Data listing:
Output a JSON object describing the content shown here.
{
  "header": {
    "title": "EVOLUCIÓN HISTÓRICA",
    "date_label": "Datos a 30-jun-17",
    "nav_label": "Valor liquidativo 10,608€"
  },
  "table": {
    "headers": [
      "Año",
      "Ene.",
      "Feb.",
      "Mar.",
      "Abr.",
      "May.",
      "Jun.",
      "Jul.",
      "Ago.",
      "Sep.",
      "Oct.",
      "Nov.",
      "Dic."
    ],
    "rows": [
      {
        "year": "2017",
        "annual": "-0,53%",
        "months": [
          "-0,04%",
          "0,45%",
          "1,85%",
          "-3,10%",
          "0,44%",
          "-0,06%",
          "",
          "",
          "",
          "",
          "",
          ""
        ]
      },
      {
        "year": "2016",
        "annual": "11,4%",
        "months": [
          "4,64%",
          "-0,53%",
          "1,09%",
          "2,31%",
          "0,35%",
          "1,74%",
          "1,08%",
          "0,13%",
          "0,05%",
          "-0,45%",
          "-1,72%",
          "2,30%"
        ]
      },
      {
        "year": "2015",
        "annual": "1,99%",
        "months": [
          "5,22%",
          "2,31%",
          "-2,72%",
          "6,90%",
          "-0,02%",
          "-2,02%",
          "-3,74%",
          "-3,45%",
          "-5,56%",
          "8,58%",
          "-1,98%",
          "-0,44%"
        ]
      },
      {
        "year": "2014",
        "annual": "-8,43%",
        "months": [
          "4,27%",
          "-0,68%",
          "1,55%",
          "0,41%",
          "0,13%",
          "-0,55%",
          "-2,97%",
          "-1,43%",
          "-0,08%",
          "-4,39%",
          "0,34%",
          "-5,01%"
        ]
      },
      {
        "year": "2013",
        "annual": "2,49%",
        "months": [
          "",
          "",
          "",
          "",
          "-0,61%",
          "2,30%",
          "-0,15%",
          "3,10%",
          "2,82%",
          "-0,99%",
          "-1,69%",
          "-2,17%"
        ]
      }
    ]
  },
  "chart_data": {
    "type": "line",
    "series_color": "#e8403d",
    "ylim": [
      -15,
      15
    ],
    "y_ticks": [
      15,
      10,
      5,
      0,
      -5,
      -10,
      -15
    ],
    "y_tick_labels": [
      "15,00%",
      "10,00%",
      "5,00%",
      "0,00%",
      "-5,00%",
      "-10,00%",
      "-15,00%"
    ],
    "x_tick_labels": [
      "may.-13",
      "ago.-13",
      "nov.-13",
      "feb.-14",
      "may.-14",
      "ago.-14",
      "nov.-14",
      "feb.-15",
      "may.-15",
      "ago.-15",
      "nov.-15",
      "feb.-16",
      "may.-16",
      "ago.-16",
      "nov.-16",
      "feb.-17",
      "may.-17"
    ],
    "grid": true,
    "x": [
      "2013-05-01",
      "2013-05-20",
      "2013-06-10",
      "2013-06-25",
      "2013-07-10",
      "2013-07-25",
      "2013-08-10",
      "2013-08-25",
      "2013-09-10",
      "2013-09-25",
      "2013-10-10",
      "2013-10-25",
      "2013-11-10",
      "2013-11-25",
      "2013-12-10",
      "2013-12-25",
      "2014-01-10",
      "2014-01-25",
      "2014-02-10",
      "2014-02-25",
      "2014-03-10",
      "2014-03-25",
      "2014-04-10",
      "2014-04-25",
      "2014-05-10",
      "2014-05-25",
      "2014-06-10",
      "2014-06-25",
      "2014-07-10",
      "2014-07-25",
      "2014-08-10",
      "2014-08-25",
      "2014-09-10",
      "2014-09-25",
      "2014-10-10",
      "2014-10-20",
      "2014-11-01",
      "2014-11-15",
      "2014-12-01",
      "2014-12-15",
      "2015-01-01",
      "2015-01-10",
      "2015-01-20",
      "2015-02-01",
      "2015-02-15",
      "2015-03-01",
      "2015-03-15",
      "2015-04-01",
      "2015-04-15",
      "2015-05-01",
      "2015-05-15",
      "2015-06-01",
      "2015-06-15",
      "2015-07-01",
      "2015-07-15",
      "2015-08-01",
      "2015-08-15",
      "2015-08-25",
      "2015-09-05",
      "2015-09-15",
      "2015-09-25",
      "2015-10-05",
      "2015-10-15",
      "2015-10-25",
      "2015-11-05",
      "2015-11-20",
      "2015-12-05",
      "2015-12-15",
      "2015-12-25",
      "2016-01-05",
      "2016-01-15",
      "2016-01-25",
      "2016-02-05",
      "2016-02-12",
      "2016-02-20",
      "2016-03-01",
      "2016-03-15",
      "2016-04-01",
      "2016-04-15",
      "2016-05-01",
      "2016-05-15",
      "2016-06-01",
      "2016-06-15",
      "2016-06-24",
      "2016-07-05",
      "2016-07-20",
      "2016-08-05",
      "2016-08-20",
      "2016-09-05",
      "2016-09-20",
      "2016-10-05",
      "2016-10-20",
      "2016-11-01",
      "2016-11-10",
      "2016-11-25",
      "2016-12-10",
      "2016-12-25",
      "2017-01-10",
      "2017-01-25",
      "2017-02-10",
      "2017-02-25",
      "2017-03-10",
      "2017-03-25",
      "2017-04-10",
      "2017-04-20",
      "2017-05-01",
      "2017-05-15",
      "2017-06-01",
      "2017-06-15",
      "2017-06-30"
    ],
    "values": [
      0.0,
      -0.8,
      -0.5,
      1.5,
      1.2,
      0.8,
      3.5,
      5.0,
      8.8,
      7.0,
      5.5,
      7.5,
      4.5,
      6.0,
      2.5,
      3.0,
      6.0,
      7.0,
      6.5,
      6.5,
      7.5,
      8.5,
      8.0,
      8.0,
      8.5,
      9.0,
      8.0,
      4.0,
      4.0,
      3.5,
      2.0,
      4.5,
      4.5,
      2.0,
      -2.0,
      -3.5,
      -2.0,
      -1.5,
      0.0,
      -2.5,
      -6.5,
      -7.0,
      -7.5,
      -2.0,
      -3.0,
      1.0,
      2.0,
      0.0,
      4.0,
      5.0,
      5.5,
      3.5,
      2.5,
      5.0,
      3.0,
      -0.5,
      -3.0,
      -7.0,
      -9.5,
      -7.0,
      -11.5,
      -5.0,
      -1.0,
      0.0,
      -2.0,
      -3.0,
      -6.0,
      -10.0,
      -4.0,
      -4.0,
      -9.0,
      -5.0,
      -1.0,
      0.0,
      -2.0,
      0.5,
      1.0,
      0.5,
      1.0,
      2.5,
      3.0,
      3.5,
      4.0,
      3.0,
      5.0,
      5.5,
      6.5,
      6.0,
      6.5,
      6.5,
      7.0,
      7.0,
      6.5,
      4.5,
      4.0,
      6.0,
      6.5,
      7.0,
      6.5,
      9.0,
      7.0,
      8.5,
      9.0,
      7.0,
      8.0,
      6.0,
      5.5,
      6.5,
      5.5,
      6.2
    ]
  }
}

Set exercise: Repeat every entry word for word.

Expected answer:
Output a JSON object describing the content shown here.
{
  "header": {
    "title": "EVOLUCIÓN HISTÓRICA",
    "date_label": "Datos a 30-jun-17",
    "nav_label": "Valor liquidativo 10,608€"
  },
  "table": {
    "headers": [
      "Año",
      "Ene.",
      "Feb.",
      "Mar.",
      "Abr.",
      "May.",
      "Jun.",
      "Jul.",
      "Ago.",
      "Sep.",
      "Oct.",
      "Nov.",
      "Dic."
    ],
    "rows": [
      {
        "year": "2017",
        "annual": "-0,53%",
        "months": [
          "-0,04%",
          "0,45%",
          "1,85%",
          "-3,10%",
          "0,44%",
          "-0,06%",
          "",
          "",
          "",
          "",
          "",
          ""
        ]
      },
      {
        "year": "2016",
        "annual": "11,4%",
        "months": [
          "4,64%",
          "-0,53%",
          "1,09%",
          "2,31%",
          "0,35%",
          "1,74%",
          "1,08%",
          "0,13%",
          "0,05%",
          "-0,45%",
          "-1,72%",
          "2,30%"
        ]
      },
      {
        "year": "2015",
        "annual": "1,99%",
        "months": [
          "5,22%",
          "2,31%",
          "-2,72%",
          "6,90%",
          "-0,02%",
          "-2,02%",
          "-3,74%",
          "-3,45%",
          "-5,56%",
          "8,58%",
          "-1,98%",
          "-0,44%"
        ]
      },
      {
        "year": "2014",
        "annual": "-8,43%",
        "months": [
          "4,27%",
          "-0,68%",
          "1,55%",
          "0,41%",
          "0,13%",
          "-0,55%",
          "-2,97%",
          "-1,43%",
          "-0,08%",
          "-4,39%",
          "0,34%",
          "-5,01%"
        ]
      },
      {
        "year": "2013",
        "annual": "2,49%",
        "months": [
          "",
          "",
          "",
          "",
          "-0,61%",
          "2,30%",
          "-0,15%",
          "3,10%",
          "2,82%",
          "-0,99%",
          "-1,69%",
          "-2,17%"
        ]
      }
    ]
  },
  "chart_data": {
    "type": "line",
    "series_color": "#e8403d",
    "ylim": [
      -15,
      15
    ],
    "y_ticks": [
      15,
      10,
      5,
      0,
      -5,
      -10,
      -15
    ],
    "y_tick_labels": [
      "15,00%",
      "10,00%",
      "5,00%",
      "0,00%",
      "-5,00%",
      "-10,00%",
      "-15,00%"
    ],
    "x_tick_labels": [
      "may.-13",
      "ago.-13",
      "nov.-13",
      "feb.-14",
      "may.-14",
      "ago.-14",
      "nov.-14",
      "feb.-15",
      "may.-15",
      "ago.-15",
      "nov.-15",
      "feb.-16",
      "may.-16",
      "ago.-16",
      "nov.-16",
      "feb.-17",
      "may.-17"
    ],
    "grid": true,
    "x": [
      "2013-05-01",
      "2013-05-20",
      "2013-06-10",
      "2013-06-25",
      "2013-07-10",
      "2013-07-25",
      "2013-08-10",
      "2013-08-25",
      "2013-09-10",
      "2013-09-25",
      "2013-10-10",
      "2013-10-25",
      "2013-11-10",
      "2013-11-25",
      "2013-12-10",
      "2013-12-25",
      "2014-01-10",
      "2014-01-25",
      "2014-02-10",
      "2014-02-25",
      "2014-03-10",
      "2014-03-25",
      "2014-04-10",
      "2014-04-25",
      "2014-05-10",
      "2014-05-25",
      "2014-06-10",
      "2014-06-25",
      "2014-07-10",
      "2014-07-25",
      "2014-08-10",
      "2014-08-25",
      "2014-09-10",
      "2014-09-25",
      "2014-10-10",
      "2014-10-20",
      "2014-11-01",
      "2014-11-15",
      "2014-12-01",
      "2014-12-15",
      "2015-01-01",
      "2015-01-10",
      "2015-01-20",
      "2015-02-01",
      "2015-02-15",
      "2015-03-01",
      "2015-03-15",
      "2015-04-01",
      "2015-04-15",
      "2015-05-01",
      "2015-05-15",
      "2015-06-01",
      "2015-06-15",
      "2015-07-01",
      "2015-07-15",
      "2015-08-01",
      "2015-08-15",
      "2015-08-25",
      "2015-09-05",
      "2015-09-15",
      "2015-09-25",
      "2015-10-05",
      "2015-10-15",
      "2015-10-25",
      "2015-11-05",
      "2015-11-20",
      "2015-12-05",
      "2015-12-15",
      "2015-12-25",
      "2016-01-05",
      "2016-01-15",
      "2016-01-25",
      "2016-02-05",
      "2016-02-12",
      "2016-02-20",
      "2016-03-01",
      "2016-03-15",
      "2016-04-01",
      "2016-04-15",
      "2016-05-01",
      "2016-05-15",
      "2016-06-01",
      "2016-06-15",
      "2016-06-24",
      "2016-07-05",
      "2016-07-20",
      "2016-08-05",
      "2016-08-20",
      "2016-09-05",
      "2016-09-20",
      "2016-10-05",
      "2016-10-20",
      "2016-11-01",
      "2016-11-10",
      "2016-11-25",
      "2016-12-10",
      "2016-12-25",
      "2017-01-10",
      "2017-01-25",
      "2017-02-10",
      "2017-02-25",
      "2017-03-10",
      "2017-03-25",
      "2017-04-10",
      "2017-04-20",
      "2017-05-01",
      "2017-05-15",
      "2017-06-01",
      "2017-06-15",
      "2017-06-30"
    ],
    "values": [
      0.0,
      -0.8,
      -0.5,
      1.5,
      1.2,
      0.8,
      3.5,
      5.0,
      8.8,
      7.0,
      5.5,
      7.5,
      4.5,
      6.0,
      2.5,
      3.0,
      6.0,
      7.0,
      6.5,
      6.5,
      7.5,
      8.5,
      8.0,
      8.0,
      8.5,
      9.0,
      8.0,
      4.0,
      4.0,
      3.5,
      2.0,
      4.5,
      4.5,
      2.0,
      -2.0,
      -3.5,
      -2.0,
      -1.5,
      0.0,
      -2.5,
      -6.5,
      -7.0,
      -7.5,
      -2.0,
      -3.0,
      1.0,
      2.0,
      0.0,
      4.0,
      5.0,
      5.5,
      3.5,
      2.5,
      5.0,
      3.0,
      -0.5,
      -3.0,
      -7.0,
      -9.5,
      -7.0,
      -11.5,
      -5.0,
      -1.0,
      0.0,
      -2.0,
      -3.0,
      -6.0,
      -10.0,
      -4.0,
      -4.0,
      -9.0,
      -5.0,
      -1.0,
      0.0,
      -2.0,
      0.5,
      1.0,
      0.5,
      1.0,
      2.5,
      3.0,
      3.5,
      4.0,
      3.0,
      5.0,
      5.5,
      6.5,
      6.0,
      6.5,
      6.5,
      7.0,
      7.0,
      6.5,
      4.5,
      4.0,
      6.0,
      6.5,
      7.0,
      6.5,
      9.0,
      7.0,
      8.5,
      9.0,
      7.0,
      8.0,
      6.0,
      5.5,
      6.5,
      5.5,
      6.2
    ]
  }
}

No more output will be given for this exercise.